* **EXERCISE OBJECTIVE**: Each entry below is to be extracted exactly.

★ ★ ★ ★ ★

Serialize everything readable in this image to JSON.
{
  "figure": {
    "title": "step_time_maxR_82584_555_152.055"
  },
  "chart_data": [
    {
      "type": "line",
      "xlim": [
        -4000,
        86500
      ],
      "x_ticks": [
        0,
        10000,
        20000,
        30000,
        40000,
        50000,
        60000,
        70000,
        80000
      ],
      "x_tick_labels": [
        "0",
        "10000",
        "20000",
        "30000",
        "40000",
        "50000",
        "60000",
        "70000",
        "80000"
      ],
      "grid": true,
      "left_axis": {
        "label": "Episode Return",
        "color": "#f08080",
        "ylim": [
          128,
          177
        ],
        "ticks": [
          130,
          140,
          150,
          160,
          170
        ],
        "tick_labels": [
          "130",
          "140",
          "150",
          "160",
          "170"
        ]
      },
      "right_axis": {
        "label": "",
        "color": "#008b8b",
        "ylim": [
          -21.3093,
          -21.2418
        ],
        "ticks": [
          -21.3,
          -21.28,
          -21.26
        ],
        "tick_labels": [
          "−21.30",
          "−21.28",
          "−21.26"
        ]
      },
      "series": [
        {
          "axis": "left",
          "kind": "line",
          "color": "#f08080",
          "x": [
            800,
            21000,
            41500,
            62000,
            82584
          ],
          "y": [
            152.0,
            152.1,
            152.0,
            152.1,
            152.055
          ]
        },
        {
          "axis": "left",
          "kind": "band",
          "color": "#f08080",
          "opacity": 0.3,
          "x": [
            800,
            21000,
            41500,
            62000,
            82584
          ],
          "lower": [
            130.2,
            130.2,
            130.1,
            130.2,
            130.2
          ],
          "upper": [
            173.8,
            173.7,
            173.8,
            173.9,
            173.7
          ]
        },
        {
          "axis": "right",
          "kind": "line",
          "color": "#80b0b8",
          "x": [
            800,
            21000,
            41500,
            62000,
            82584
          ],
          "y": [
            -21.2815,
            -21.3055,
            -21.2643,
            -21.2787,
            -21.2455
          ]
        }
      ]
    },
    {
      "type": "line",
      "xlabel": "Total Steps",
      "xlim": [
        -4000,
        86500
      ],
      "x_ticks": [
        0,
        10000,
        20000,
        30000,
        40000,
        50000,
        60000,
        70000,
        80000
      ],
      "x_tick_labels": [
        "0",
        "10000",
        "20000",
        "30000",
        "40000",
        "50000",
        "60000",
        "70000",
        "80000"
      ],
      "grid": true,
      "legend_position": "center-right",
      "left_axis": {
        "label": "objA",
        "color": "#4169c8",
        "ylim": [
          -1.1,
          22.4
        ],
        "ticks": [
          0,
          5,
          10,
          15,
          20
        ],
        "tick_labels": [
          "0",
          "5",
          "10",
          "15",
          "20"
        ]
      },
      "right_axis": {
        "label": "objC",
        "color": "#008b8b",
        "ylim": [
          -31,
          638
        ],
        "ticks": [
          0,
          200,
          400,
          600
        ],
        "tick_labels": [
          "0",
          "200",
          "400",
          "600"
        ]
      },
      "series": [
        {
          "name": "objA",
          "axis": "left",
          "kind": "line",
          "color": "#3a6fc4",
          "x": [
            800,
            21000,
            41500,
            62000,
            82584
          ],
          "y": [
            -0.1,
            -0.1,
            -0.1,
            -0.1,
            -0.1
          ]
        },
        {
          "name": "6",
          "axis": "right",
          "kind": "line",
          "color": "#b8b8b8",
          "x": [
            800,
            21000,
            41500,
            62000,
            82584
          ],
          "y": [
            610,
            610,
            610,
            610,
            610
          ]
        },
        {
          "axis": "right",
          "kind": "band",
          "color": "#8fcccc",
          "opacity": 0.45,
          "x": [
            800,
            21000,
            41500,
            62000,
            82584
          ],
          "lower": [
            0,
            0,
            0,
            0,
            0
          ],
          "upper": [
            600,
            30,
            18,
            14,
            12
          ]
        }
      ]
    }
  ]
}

★ ★ ★ ★ ★

* **WRITTEN REPLY**:
Serialize everything readable in this image to JSON.
{
  "figure": {
    "title": "step_time_maxR_82584_555_152.055"
  },
  "chart_data": [
    {
      "type": "line",
      "xlim": [
        -4000,
        86500
      ],
      "x_ticks": [
        0,
        10000,
        20000,
        30000,
        40000,
        50000,
        60000,
        70000,
        80000
      ],
      "x_tick_labels": [
        "0",
        "10000",
        "20000",
        "30000",
        "40000",
        "50000",
        "60000",
        "70000",
        "80000"
      ],
      "grid": true,
      "left_axis": {
        "label": "Episode Return",
        "color": "#f08080",
        "ylim": [
          128,
          177
        ],
        "ticks": [
          130,
          140,
          150,
          160,
          170
        ],
        "tick_labels": [
          "130",
          "140",
          "150",
          "160",
          "170"
        ]
      },
      "right_axis": {
        "label": "",
        "color": "#008b8b",
        "ylim": [
          -21.3093,
          -21.2418
        ],
        "ticks": [
          -21.3,
          -21.28,
          -21.26
        ],
        "tick_labels": [
          "−21.30",
          "−21.28",
          "−21.26"
        ]
      },
      "series": [
        {
          "axis": "left",
          "kind": "line",
          "color": "#f08080",
          "x": [
            800,
            21000,
            41500,
            62000,
            82584
          ],
          "y": [
            152.0,
            152.1,
            152.0,
            152.1,
            152.055
          ]
        },
        {
          "axis": "left",
          "kind": "band",
          "color": "#f08080",
          "opacity": 0.3,
          "x": [
            800,
            21000,
            41500,
            62000,
            82584
          ],
          "lower": [
            130.2,
            130.2,
            130.1,
            130.2,
            130.2
          ],
          "upper": [
            173.8,
            173.7,
            173.8,
            173.9,
            173.7
          ]
        },
        {
          "axis": "right",
          "kind": "line",
          "color": "#80b0b8",
          "x": [
            800,
            21000,
            41500,
            62000,
            82584
          ],
          "y": [
            -21.2815,
            -21.3055,
            -21.2643,
            -21.2787,
            -21.2455
          ]
        }
      ]
    },
    {
      "type": "line",
      "xlabel": "Total Steps",
      "xlim": [
        -4000,
        86500
      ],
      "x_ticks": [
        0,
        10000,
        20000,
        30000,
        40000,
        50000,
        60000,
        70000,
        80000
      ],
      "x_tick_labels": [
        "0",
        "10000",
        "20000",
        "30000",
        "40000",
        "50000",
        "60000",
        "70000",
        "80000"
      ],
      "grid": true,
      "legend_position": "center-right",
      "left_axis": {
        "label": "objA",
        "color": "#4169c8",
        "ylim": [
          -1.1,
          22.4
        ],
        "ticks": [
          0,
          5,
          10,
          15,
          20
        ],
        "tick_labels": [
          "0",
          "5",
          "10",
          "15",
          "20"
        ]
      },
      "right_axis": {
        "label": "objC",
        "color": "#008b8b",
        "ylim": [
          -31,
          638
        ],
        "ticks": [
          0,
          200,
          400,
          600
        ],
        "tick_labels": [
          "0",
          "200",
          "400",
          "600"
        ]
      },
      "series": [
        {
          "name": "objA",
          "axis": "left",
          "kind": "line",
          "color": "#3a6fc4",
          "x": [
            800,
            21000,
            41500,
            62000,
            82584
          ],
          "y": [
            -0.1,
            -0.1,
            -0.1,
            -0.1,
            -0.1
          ]
        },
        {
          "name": "6",
          "axis": "right",
          "kind": "line",
          "color": "#b8b8b8",
          "x": [
            800,
            21000,
            41500,
            62000,
            82584
          ],
          "y": [
            610,
            610,
            610,
            610,
            610
          ]
        },
        {
          "axis": "right",
          "kind": "band",
          "color": "#8fcccc",
          "opacity": 0.45,
          "x": [
            800,
            21000,
            41500,
            62000,
            82584
          ],
          "lower": [
            0,
            0,
            0,
            0,
            0
          ],
          "upper": [
            600,
            30,
            18,
            14,
            12
          ]
        }
      ]
    }
  ]
}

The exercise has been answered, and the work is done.